Every entry that follows needs to be repeated exactly.

-------- Entries shown

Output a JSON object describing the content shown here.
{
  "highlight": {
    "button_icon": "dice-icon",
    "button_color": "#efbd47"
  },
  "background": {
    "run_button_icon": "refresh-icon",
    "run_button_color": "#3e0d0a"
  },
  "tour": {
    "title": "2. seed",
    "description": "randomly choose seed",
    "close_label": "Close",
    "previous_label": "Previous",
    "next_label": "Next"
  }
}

----------------

* **Answer to this exercise**:
Output a JSON object describing the content shown here.
{
  "highlight": {
    "button_icon": "dice-icon",
    "button_color": "#efbd47"
  },
  "background": {
    "run_button_icon": "refresh-icon",
    "run_button_color": "#3e0d0a"
  },
  "tour": {
    "title": "2. seed",
    "description": "randomly choose seed",
    "close_label": "Close",
    "previous_label": "Previous",
    "next_label": "Next"
  }
}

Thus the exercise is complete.